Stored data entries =
============================================================

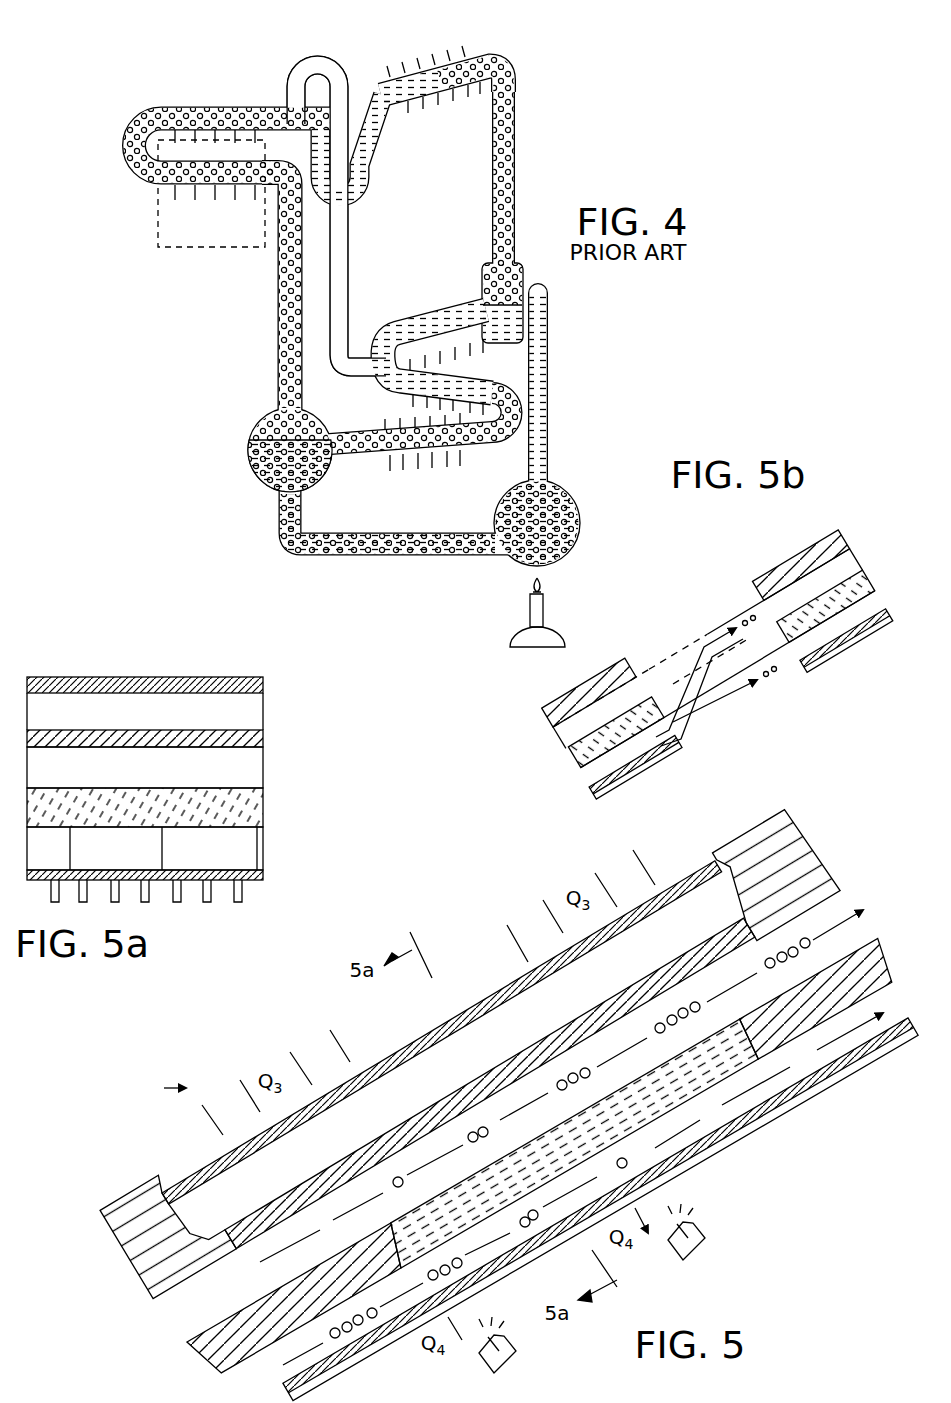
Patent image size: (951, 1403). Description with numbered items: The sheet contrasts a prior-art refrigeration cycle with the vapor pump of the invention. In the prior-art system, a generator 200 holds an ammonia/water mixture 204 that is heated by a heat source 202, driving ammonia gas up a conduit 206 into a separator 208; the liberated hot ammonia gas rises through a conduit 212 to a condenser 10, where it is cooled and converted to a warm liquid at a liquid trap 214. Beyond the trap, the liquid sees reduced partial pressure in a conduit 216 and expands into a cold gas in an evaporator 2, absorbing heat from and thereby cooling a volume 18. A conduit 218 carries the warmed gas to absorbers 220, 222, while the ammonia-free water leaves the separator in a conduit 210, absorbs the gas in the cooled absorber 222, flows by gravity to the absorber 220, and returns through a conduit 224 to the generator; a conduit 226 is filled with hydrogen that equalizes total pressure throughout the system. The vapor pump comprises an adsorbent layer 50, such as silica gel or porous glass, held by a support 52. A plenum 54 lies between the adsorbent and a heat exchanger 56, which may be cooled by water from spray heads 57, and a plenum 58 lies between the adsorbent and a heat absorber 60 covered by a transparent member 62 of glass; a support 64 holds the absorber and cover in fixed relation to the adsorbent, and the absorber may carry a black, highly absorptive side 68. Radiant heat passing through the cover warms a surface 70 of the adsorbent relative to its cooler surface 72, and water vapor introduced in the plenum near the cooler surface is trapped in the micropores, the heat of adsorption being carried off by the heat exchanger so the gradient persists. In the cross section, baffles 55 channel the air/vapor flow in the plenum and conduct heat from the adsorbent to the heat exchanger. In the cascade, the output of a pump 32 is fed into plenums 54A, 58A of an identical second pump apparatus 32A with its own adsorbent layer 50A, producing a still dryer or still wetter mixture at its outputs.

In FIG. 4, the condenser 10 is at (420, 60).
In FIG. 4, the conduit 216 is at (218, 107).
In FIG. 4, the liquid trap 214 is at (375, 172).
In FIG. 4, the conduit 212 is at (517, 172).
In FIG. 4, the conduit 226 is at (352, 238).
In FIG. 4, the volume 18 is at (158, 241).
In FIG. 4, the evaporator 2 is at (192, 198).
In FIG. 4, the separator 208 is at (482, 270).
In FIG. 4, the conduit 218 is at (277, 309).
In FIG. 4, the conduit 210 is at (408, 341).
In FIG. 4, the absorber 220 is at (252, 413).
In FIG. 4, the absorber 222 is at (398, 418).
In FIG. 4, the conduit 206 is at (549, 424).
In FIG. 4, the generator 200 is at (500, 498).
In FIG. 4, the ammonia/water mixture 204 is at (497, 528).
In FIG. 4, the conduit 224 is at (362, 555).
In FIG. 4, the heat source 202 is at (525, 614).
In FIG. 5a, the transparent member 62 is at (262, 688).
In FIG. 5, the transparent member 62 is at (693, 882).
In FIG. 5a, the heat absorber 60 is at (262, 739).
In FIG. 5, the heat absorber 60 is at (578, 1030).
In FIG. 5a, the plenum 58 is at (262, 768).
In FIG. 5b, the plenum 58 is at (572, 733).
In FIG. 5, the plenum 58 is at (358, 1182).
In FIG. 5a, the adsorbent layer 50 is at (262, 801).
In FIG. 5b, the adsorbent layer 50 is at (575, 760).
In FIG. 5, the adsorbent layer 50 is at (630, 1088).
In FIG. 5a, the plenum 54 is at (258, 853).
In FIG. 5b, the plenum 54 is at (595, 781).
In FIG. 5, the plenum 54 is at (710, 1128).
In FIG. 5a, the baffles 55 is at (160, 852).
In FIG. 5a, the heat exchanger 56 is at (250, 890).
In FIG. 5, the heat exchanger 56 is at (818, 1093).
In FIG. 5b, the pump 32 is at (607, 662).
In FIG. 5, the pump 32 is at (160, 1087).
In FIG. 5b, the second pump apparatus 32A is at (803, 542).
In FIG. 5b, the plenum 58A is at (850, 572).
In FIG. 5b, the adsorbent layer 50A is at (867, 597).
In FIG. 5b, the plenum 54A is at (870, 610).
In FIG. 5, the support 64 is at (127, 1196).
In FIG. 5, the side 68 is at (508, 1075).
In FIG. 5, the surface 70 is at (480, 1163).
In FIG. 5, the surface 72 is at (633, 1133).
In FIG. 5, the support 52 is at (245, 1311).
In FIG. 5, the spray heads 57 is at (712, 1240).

============================================================

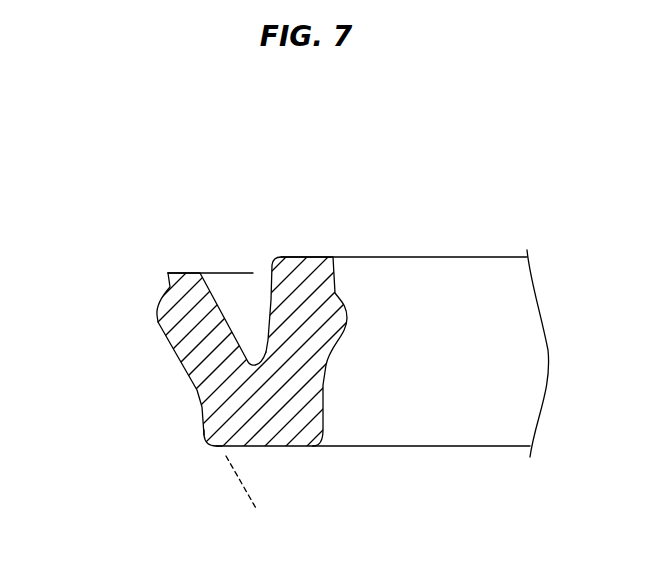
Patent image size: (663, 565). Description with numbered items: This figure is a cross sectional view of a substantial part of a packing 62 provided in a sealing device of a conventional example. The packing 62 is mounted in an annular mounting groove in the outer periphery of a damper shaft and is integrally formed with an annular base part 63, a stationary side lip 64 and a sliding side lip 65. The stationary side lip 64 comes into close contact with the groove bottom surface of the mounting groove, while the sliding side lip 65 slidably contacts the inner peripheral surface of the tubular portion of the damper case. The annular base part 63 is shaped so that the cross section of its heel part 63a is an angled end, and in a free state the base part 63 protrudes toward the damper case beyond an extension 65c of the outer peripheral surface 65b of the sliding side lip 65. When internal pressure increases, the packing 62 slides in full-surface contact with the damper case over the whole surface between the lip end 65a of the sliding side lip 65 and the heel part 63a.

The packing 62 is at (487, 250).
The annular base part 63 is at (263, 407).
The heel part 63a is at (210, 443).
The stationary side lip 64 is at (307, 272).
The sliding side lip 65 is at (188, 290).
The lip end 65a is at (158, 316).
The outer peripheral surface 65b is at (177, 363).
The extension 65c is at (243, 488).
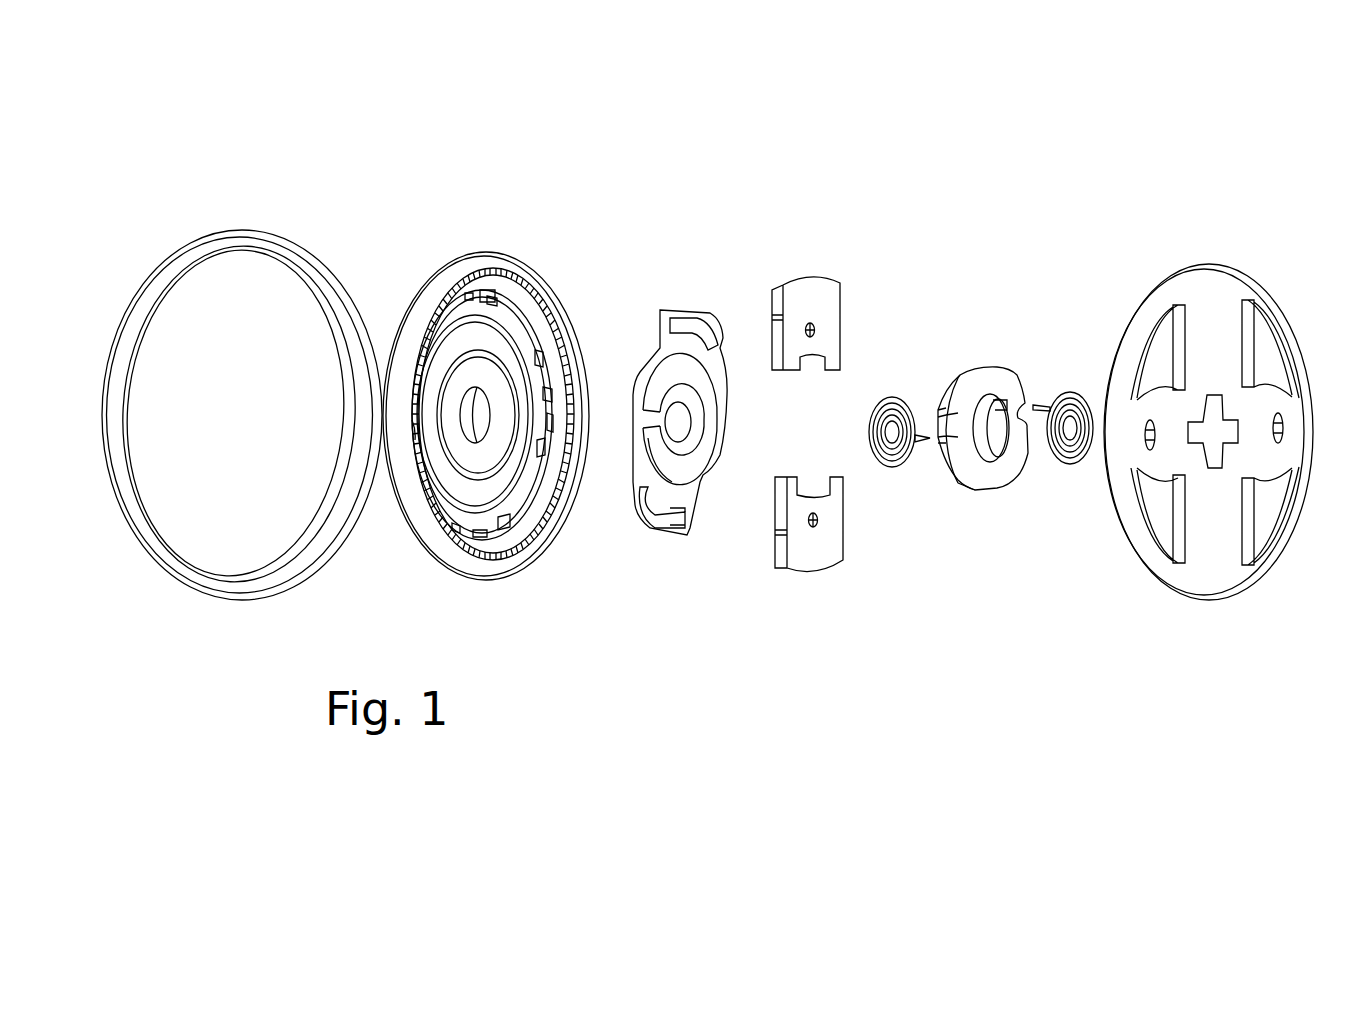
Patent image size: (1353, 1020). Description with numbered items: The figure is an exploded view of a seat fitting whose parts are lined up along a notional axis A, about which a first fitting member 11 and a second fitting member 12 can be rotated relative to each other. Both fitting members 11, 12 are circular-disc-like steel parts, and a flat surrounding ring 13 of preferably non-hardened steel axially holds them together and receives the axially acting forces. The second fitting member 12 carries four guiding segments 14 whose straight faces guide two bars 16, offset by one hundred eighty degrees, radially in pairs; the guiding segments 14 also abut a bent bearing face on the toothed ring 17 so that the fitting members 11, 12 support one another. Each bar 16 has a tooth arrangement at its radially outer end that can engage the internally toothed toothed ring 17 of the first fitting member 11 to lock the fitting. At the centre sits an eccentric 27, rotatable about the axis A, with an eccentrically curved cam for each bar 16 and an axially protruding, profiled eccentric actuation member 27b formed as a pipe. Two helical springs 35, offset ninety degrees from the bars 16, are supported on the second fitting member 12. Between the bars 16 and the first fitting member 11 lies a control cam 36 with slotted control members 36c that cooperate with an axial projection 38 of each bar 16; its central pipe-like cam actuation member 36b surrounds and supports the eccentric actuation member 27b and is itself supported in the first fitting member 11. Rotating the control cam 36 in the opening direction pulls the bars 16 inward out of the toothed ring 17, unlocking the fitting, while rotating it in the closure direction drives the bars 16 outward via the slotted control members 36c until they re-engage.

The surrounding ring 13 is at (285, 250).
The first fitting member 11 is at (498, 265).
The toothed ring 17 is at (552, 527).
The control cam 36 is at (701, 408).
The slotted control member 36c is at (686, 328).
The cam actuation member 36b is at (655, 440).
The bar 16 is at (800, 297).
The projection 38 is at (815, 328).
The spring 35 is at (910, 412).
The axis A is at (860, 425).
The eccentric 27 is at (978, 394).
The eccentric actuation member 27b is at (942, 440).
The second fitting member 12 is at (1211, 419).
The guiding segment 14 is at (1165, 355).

============================================================

Given exercise =
Could you present everything in the material from the line containing "Patent image size: (663, 565)." down to the line containing "The extension 65c is at (243, 488).", both included, as a JSON list of strings with one string per line and blank lines dropped?

Response =
[
  "Patent image size: (663, 565). Description with numbered items: This figure is a cross sectional view of a substantial part of a packing 62 provided in a sealing device of a conventional example. The packing 62 is mounted in an annular mounting groove in the outer periphery of a damper shaft and is integrally formed with an annular base part 63, a stationary side lip 64 and a sliding side lip 65. The stationary side lip 64 comes into close contact with the groove bottom surface of the mounting groove, while the sliding side lip 65 slidably contacts the inner peripheral surface of the tubular portion of the damper case. The annular base part 63 is shaped so that the cross section of its heel part 63a is an angled end, and in a free state the base part 63 protrudes toward the damper case beyond an extension 65c of the outer peripheral surface 65b of the sliding side lip 65. When internal pressure increases, the packing 62 slides in full-surface contact with the damper case over the whole surface between the lip end 65a of the sliding side lip 65 and the heel part 63a.",
  "The packing 62 is at (487, 250).",
  "The annular base part 63 is at (263, 407).",
  "The heel part 63a is at (210, 443).",
  "The stationary side lip 64 is at (307, 272).",
  "The sliding side lip 65 is at (188, 290).",
  "The lip end 65a is at (158, 316).",
  "The outer peripheral surface 65b is at (177, 363).",
  "The extension 65c is at (243, 488)."
]